* _Data for this task_:
———

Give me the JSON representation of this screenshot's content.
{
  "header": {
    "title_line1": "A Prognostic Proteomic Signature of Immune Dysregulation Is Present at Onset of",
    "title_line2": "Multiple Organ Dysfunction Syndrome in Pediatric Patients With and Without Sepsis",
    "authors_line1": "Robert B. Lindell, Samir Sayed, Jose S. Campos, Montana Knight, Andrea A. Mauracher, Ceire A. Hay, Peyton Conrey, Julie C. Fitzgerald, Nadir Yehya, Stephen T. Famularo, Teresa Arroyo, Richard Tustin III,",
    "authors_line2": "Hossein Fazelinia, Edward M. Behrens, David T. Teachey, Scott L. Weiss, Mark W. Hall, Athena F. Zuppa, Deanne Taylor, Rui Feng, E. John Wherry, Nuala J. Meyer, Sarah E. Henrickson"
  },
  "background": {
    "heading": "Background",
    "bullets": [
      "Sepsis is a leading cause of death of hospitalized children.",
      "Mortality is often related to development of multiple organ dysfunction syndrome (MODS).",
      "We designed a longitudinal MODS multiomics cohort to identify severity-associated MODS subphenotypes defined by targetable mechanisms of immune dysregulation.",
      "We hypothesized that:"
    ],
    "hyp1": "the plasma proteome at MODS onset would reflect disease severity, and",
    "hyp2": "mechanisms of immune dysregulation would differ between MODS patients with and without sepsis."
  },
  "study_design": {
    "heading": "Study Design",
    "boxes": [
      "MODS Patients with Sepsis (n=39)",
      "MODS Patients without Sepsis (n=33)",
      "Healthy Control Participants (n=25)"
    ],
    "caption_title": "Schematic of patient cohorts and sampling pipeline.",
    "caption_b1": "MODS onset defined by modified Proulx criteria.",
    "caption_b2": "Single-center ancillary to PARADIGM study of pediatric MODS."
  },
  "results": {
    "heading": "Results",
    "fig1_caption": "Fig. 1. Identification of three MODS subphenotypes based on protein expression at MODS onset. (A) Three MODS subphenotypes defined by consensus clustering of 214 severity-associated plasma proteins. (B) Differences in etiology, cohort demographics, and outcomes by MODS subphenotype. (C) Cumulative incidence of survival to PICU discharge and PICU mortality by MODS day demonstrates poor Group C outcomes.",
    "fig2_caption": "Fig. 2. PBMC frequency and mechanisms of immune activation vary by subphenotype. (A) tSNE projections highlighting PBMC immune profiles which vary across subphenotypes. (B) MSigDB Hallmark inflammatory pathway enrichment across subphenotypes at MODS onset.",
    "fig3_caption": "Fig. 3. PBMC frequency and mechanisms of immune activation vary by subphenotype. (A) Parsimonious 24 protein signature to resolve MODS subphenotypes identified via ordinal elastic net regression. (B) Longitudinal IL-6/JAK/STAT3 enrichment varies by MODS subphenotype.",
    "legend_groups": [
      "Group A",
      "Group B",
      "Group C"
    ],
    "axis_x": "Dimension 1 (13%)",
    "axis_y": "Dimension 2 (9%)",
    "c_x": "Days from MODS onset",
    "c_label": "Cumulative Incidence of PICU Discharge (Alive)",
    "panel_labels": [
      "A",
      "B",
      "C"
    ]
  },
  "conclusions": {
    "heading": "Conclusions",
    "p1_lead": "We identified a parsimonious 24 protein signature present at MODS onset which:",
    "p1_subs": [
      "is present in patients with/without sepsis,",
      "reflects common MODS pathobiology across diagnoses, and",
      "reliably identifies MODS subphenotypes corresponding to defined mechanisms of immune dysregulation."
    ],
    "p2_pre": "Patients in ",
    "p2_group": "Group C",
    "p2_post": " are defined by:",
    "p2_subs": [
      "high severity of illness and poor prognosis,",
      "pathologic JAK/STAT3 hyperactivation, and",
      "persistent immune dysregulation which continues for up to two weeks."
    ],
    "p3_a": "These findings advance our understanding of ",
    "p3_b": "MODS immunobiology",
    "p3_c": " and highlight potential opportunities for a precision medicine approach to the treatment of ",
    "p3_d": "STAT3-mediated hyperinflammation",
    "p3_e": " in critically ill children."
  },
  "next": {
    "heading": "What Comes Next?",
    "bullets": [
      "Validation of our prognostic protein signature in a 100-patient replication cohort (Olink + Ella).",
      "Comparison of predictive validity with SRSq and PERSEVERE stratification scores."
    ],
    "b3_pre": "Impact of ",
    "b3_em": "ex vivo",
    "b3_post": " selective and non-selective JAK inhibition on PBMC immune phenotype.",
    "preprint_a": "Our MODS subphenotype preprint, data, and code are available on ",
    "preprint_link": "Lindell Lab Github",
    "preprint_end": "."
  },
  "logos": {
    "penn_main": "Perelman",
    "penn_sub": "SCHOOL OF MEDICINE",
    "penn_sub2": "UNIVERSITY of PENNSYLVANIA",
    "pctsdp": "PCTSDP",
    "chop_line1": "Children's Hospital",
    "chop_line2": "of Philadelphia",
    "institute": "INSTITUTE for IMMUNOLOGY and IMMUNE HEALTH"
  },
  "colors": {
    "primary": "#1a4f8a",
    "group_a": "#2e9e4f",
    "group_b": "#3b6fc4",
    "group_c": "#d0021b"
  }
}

———

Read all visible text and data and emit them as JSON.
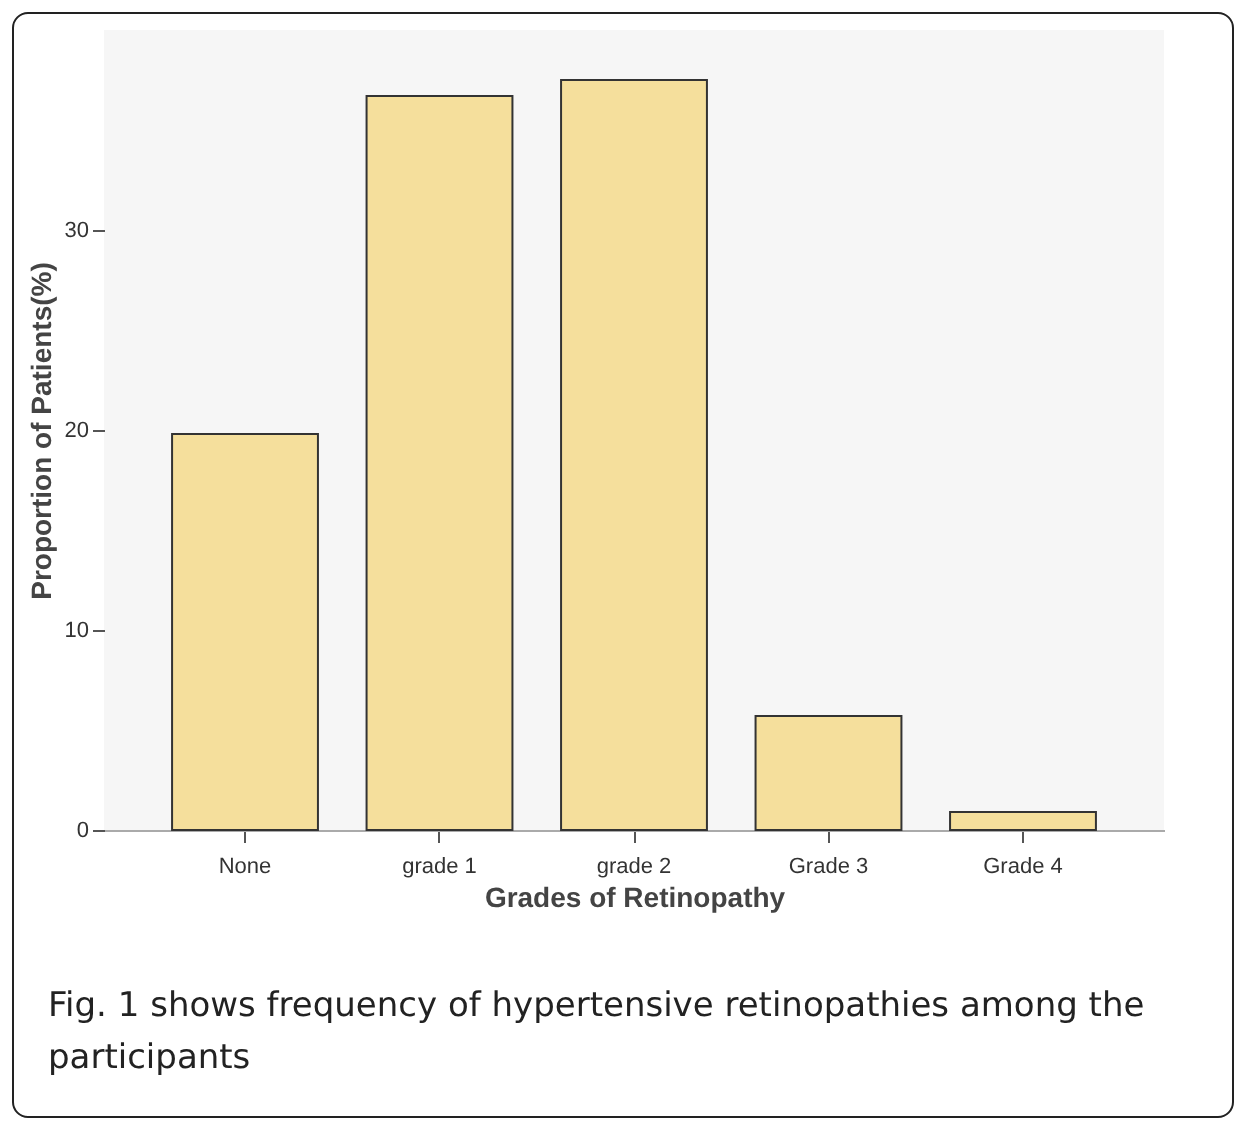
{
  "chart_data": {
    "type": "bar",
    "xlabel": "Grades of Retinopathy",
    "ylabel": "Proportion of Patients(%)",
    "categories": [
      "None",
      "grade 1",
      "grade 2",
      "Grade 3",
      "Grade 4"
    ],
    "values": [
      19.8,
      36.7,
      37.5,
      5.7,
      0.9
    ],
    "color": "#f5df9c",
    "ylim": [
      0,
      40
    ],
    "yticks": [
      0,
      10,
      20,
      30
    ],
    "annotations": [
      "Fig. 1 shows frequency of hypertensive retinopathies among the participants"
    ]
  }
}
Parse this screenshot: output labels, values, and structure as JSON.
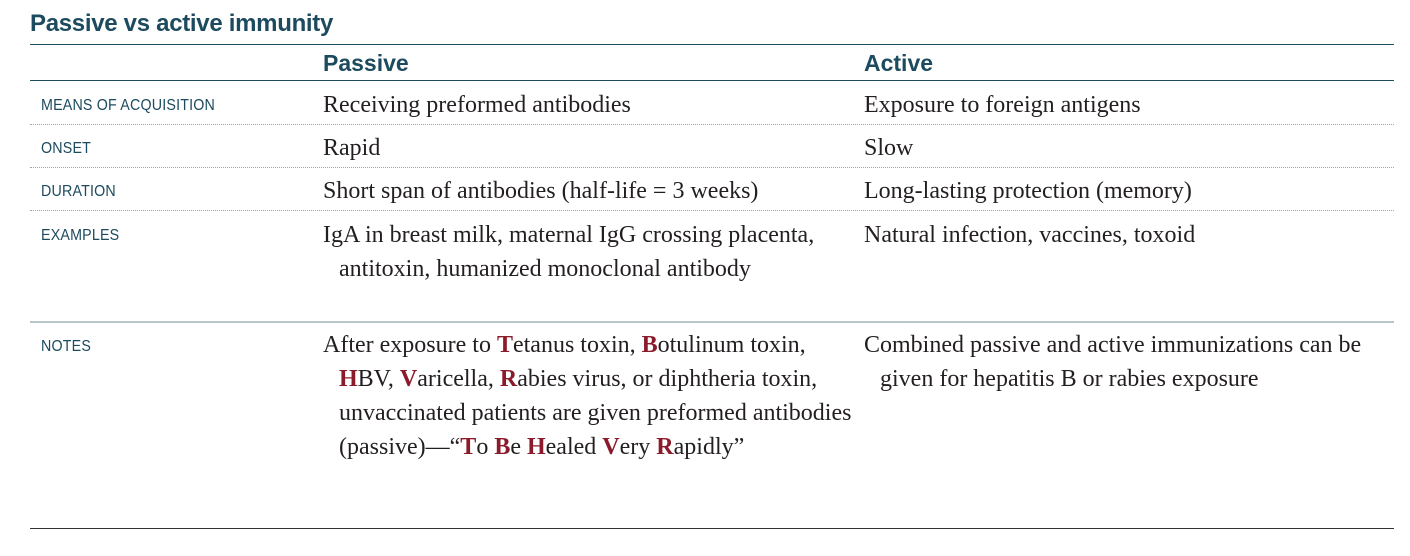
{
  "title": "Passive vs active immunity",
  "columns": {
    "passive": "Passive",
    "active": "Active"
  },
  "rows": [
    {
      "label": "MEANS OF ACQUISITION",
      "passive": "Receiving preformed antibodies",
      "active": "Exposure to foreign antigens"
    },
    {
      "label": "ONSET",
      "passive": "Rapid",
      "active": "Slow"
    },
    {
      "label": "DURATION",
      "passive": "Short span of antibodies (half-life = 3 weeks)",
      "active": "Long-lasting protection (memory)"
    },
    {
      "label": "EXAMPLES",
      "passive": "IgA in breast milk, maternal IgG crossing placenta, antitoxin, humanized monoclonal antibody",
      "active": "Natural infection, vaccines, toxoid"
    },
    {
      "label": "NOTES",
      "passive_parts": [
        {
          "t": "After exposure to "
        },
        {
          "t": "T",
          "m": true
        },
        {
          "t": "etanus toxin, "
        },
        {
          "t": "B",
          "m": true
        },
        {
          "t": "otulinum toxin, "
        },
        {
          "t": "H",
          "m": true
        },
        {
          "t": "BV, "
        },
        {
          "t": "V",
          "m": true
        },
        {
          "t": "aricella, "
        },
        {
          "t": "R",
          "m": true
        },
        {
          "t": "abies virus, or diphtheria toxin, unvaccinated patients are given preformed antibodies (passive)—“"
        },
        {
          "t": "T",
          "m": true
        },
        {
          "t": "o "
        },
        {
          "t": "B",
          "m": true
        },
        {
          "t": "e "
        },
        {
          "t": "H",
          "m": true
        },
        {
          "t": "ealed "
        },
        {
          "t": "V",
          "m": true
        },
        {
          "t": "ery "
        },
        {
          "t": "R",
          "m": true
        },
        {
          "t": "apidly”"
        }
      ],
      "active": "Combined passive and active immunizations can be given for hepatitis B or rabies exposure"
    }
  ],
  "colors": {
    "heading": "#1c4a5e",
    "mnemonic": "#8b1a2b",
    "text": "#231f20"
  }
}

———

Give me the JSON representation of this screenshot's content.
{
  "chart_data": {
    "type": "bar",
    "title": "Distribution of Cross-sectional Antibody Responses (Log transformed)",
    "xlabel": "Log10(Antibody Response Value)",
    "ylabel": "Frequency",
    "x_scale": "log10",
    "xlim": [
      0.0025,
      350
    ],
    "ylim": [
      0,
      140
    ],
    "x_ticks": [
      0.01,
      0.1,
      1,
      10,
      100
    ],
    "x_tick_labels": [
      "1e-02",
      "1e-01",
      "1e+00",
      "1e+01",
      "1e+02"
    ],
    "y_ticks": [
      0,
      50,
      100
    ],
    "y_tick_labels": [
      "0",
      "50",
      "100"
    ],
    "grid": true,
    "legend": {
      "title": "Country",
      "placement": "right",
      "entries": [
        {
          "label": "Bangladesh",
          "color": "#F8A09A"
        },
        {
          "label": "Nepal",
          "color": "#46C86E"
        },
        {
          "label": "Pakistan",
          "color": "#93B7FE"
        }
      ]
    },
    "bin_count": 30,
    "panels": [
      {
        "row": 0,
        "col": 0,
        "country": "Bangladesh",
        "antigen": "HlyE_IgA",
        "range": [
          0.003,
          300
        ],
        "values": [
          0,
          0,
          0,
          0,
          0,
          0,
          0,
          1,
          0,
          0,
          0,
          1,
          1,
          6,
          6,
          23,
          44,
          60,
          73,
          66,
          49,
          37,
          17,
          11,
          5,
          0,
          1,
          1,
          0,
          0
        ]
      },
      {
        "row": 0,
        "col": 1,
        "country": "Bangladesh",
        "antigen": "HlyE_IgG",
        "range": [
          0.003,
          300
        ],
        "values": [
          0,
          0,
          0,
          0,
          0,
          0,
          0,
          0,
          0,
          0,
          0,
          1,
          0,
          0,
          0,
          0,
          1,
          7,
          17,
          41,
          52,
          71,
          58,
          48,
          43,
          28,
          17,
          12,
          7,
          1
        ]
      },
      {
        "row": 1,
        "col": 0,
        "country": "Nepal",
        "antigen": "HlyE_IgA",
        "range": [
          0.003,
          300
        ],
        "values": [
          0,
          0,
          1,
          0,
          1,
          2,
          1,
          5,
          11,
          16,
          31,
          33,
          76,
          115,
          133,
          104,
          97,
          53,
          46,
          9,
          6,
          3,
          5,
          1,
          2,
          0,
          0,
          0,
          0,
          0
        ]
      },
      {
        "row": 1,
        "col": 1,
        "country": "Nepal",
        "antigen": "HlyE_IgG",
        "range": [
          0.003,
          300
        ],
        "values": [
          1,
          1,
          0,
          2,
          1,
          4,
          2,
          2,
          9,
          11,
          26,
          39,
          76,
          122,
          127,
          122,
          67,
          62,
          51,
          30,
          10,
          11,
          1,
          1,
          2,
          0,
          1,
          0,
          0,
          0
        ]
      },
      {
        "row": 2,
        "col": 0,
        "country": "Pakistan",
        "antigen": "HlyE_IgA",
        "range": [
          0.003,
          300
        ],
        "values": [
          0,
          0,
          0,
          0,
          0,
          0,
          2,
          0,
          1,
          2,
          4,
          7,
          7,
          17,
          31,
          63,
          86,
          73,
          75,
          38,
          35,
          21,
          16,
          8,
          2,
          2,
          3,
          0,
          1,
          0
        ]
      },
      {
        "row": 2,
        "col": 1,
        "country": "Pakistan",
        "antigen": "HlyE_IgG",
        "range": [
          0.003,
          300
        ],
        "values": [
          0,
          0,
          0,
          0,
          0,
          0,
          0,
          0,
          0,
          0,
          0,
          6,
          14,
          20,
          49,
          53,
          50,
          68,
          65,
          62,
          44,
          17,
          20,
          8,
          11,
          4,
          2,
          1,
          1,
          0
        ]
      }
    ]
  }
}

———

All lines of the data above that include the word "text" must be shown.

Read all visible text and data and emit them as JSON.
    "text": "#231f20"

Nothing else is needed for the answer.